• _Source data_

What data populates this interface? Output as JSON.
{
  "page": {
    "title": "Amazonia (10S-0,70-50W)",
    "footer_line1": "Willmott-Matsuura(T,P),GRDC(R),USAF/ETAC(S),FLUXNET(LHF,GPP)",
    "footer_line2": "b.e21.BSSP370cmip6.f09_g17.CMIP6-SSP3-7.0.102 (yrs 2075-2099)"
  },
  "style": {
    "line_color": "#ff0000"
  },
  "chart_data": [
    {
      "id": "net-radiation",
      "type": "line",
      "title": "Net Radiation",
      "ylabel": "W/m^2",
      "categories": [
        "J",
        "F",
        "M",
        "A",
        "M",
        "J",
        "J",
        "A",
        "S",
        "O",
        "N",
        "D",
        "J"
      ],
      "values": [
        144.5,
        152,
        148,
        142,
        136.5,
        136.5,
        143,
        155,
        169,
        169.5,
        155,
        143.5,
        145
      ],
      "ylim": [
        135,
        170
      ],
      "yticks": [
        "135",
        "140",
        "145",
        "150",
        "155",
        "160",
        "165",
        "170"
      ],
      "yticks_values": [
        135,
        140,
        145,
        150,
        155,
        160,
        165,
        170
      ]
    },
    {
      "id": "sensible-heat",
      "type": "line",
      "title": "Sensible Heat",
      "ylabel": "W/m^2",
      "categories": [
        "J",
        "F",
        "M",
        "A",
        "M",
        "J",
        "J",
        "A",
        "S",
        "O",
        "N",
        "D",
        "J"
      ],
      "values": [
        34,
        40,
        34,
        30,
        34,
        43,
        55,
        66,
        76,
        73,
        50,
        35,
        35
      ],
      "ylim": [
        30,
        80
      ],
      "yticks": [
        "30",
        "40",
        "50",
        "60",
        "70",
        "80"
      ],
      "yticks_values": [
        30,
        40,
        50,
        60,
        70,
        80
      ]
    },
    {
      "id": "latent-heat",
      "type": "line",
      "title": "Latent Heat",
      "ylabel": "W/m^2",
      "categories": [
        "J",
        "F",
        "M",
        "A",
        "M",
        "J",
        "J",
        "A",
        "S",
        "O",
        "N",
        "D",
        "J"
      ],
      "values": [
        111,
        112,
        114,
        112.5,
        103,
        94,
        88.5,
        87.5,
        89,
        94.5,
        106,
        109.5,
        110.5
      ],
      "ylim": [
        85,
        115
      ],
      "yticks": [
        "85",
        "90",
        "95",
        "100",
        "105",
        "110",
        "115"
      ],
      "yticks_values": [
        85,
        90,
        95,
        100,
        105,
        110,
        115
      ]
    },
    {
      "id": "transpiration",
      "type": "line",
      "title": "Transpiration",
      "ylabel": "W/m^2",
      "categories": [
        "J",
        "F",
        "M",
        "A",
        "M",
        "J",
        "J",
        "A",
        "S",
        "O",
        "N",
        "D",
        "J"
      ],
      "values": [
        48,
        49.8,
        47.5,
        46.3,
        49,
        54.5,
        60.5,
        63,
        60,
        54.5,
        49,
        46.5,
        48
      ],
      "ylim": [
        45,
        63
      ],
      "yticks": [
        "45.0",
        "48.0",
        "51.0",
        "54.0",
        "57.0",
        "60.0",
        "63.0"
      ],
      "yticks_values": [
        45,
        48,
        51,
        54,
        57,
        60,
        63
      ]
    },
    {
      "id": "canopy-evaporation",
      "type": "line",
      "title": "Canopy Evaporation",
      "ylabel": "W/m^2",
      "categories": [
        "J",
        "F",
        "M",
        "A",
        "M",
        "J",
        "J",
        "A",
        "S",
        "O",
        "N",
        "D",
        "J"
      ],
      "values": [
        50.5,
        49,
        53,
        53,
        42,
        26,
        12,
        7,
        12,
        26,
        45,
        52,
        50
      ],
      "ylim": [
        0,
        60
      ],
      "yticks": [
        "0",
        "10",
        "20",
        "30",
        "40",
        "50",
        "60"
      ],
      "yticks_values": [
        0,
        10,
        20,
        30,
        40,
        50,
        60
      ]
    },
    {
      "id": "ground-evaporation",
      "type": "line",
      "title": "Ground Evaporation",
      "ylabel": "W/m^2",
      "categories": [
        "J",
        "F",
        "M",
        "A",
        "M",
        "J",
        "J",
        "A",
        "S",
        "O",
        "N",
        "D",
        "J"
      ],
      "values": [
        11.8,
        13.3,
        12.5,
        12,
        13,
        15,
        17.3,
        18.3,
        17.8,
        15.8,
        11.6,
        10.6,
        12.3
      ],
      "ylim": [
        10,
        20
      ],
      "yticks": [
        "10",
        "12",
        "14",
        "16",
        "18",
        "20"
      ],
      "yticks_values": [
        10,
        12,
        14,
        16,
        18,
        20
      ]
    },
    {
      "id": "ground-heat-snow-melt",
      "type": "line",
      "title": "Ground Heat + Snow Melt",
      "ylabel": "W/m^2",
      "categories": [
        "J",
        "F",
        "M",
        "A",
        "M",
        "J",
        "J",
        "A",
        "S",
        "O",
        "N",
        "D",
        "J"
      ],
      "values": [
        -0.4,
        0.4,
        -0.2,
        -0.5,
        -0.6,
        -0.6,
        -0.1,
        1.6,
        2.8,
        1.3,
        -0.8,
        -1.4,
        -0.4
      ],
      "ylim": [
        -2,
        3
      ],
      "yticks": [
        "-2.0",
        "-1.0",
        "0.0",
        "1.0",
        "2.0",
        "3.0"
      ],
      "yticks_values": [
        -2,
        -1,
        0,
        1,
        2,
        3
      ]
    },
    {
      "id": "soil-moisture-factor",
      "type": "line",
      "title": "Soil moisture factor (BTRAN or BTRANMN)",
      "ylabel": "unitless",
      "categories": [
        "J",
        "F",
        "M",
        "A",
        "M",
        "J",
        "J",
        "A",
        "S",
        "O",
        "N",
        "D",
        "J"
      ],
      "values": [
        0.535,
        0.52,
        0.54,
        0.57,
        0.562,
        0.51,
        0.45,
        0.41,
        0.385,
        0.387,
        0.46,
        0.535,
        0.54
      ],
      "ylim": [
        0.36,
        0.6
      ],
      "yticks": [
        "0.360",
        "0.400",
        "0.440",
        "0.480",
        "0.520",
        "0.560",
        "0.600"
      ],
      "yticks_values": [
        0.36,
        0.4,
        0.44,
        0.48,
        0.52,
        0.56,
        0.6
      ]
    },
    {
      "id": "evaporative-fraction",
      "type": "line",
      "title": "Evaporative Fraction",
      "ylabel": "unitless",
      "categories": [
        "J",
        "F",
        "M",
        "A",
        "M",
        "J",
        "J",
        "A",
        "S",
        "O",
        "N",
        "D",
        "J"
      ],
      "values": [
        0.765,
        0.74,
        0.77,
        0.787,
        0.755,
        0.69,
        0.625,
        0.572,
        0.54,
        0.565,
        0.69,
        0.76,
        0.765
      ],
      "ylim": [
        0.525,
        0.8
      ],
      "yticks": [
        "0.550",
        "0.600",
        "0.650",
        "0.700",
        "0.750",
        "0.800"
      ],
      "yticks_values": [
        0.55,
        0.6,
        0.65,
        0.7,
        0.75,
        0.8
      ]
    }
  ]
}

• _Task_
Word for word, write out the data.

• _Answer for the task_
What data populates this interface? Output as JSON.
{
  "page": {
    "title": "Amazonia (10S-0,70-50W)",
    "footer_line1": "Willmott-Matsuura(T,P),GRDC(R),USAF/ETAC(S),FLUXNET(LHF,GPP)",
    "footer_line2": "b.e21.BSSP370cmip6.f09_g17.CMIP6-SSP3-7.0.102 (yrs 2075-2099)"
  },
  "style": {
    "line_color": "#ff0000"
  },
  "chart_data": [
    {
      "id": "net-radiation",
      "type": "line",
      "title": "Net Radiation",
      "ylabel": "W/m^2",
      "categories": [
        "J",
        "F",
        "M",
        "A",
        "M",
        "J",
        "J",
        "A",
        "S",
        "O",
        "N",
        "D",
        "J"
      ],
      "values": [
        144.5,
        152,
        148,
        142,
        136.5,
        136.5,
        143,
        155,
        169,
        169.5,
        155,
        143.5,
        145
      ],
      "ylim": [
        135,
        170
      ],
      "yticks": [
        "135",
        "140",
        "145",
        "150",
        "155",
        "160",
        "165",
        "170"
      ],
      "yticks_values": [
        135,
        140,
        145,
        150,
        155,
        160,
        165,
        170
      ]
    },
    {
      "id": "sensible-heat",
      "type": "line",
      "title": "Sensible Heat",
      "ylabel": "W/m^2",
      "categories": [
        "J",
        "F",
        "M",
        "A",
        "M",
        "J",
        "J",
        "A",
        "S",
        "O",
        "N",
        "D",
        "J"
      ],
      "values": [
        34,
        40,
        34,
        30,
        34,
        43,
        55,
        66,
        76,
        73,
        50,
        35,
        35
      ],
      "ylim": [
        30,
        80
      ],
      "yticks": [
        "30",
        "40",
        "50",
        "60",
        "70",
        "80"
      ],
      "yticks_values": [
        30,
        40,
        50,
        60,
        70,
        80
      ]
    },
    {
      "id": "latent-heat",
      "type": "line",
      "title": "Latent Heat",
      "ylabel": "W/m^2",
      "categories": [
        "J",
        "F",
        "M",
        "A",
        "M",
        "J",
        "J",
        "A",
        "S",
        "O",
        "N",
        "D",
        "J"
      ],
      "values": [
        111,
        112,
        114,
        112.5,
        103,
        94,
        88.5,
        87.5,
        89,
        94.5,
        106,
        109.5,
        110.5
      ],
      "ylim": [
        85,
        115
      ],
      "yticks": [
        "85",
        "90",
        "95",
        "100",
        "105",
        "110",
        "115"
      ],
      "yticks_values": [
        85,
        90,
        95,
        100,
        105,
        110,
        115
      ]
    },
    {
      "id": "transpiration",
      "type": "line",
      "title": "Transpiration",
      "ylabel": "W/m^2",
      "categories": [
        "J",
        "F",
        "M",
        "A",
        "M",
        "J",
        "J",
        "A",
        "S",
        "O",
        "N",
        "D",
        "J"
      ],
      "values": [
        48,
        49.8,
        47.5,
        46.3,
        49,
        54.5,
        60.5,
        63,
        60,
        54.5,
        49,
        46.5,
        48
      ],
      "ylim": [
        45,
        63
      ],
      "yticks": [
        "45.0",
        "48.0",
        "51.0",
        "54.0",
        "57.0",
        "60.0",
        "63.0"
      ],
      "yticks_values": [
        45,
        48,
        51,
        54,
        57,
        60,
        63
      ]
    },
    {
      "id": "canopy-evaporation",
      "type": "line",
      "title": "Canopy Evaporation",
      "ylabel": "W/m^2",
      "categories": [
        "J",
        "F",
        "M",
        "A",
        "M",
        "J",
        "J",
        "A",
        "S",
        "O",
        "N",
        "D",
        "J"
      ],
      "values": [
        50.5,
        49,
        53,
        53,
        42,
        26,
        12,
        7,
        12,
        26,
        45,
        52,
        50
      ],
      "ylim": [
        0,
        60
      ],
      "yticks": [
        "0",
        "10",
        "20",
        "30",
        "40",
        "50",
        "60"
      ],
      "yticks_values": [
        0,
        10,
        20,
        30,
        40,
        50,
        60
      ]
    },
    {
      "id": "ground-evaporation",
      "type": "line",
      "title": "Ground Evaporation",
      "ylabel": "W/m^2",
      "categories": [
        "J",
        "F",
        "M",
        "A",
        "M",
        "J",
        "J",
        "A",
        "S",
        "O",
        "N",
        "D",
        "J"
      ],
      "values": [
        11.8,
        13.3,
        12.5,
        12,
        13,
        15,
        17.3,
        18.3,
        17.8,
        15.8,
        11.6,
        10.6,
        12.3
      ],
      "ylim": [
        10,
        20
      ],
      "yticks": [
        "10",
        "12",
        "14",
        "16",
        "18",
        "20"
      ],
      "yticks_values": [
        10,
        12,
        14,
        16,
        18,
        20
      ]
    },
    {
      "id": "ground-heat-snow-melt",
      "type": "line",
      "title": "Ground Heat + Snow Melt",
      "ylabel": "W/m^2",
      "categories": [
        "J",
        "F",
        "M",
        "A",
        "M",
        "J",
        "J",
        "A",
        "S",
        "O",
        "N",
        "D",
        "J"
      ],
      "values": [
        -0.4,
        0.4,
        -0.2,
        -0.5,
        -0.6,
        -0.6,
        -0.1,
        1.6,
        2.8,
        1.3,
        -0.8,
        -1.4,
        -0.4
      ],
      "ylim": [
        -2,
        3
      ],
      "yticks": [
        "-2.0",
        "-1.0",
        "0.0",
        "1.0",
        "2.0",
        "3.0"
      ],
      "yticks_values": [
        -2,
        -1,
        0,
        1,
        2,
        3
      ]
    },
    {
      "id": "soil-moisture-factor",
      "type": "line",
      "title": "Soil moisture factor (BTRAN or BTRANMN)",
      "ylabel": "unitless",
      "categories": [
        "J",
        "F",
        "M",
        "A",
        "M",
        "J",
        "J",
        "A",
        "S",
        "O",
        "N",
        "D",
        "J"
      ],
      "values": [
        0.535,
        0.52,
        0.54,
        0.57,
        0.562,
        0.51,
        0.45,
        0.41,
        0.385,
        0.387,
        0.46,
        0.535,
        0.54
      ],
      "ylim": [
        0.36,
        0.6
      ],
      "yticks": [
        "0.360",
        "0.400",
        "0.440",
        "0.480",
        "0.520",
        "0.560",
        "0.600"
      ],
      "yticks_values": [
        0.36,
        0.4,
        0.44,
        0.48,
        0.52,
        0.56,
        0.6
      ]
    },
    {
      "id": "evaporative-fraction",
      "type": "line",
      "title": "Evaporative Fraction",
      "ylabel": "unitless",
      "categories": [
        "J",
        "F",
        "M",
        "A",
        "M",
        "J",
        "J",
        "A",
        "S",
        "O",
        "N",
        "D",
        "J"
      ],
      "values": [
        0.765,
        0.74,
        0.77,
        0.787,
        0.755,
        0.69,
        0.625,
        0.572,
        0.54,
        0.565,
        0.69,
        0.76,
        0.765
      ],
      "ylim": [
        0.525,
        0.8
      ],
      "yticks": [
        "0.550",
        "0.600",
        "0.650",
        "0.700",
        "0.750",
        "0.800"
      ],
      "yticks_values": [
        0.55,
        0.6,
        0.65,
        0.7,
        0.75,
        0.8
      ]
    }
  ]
}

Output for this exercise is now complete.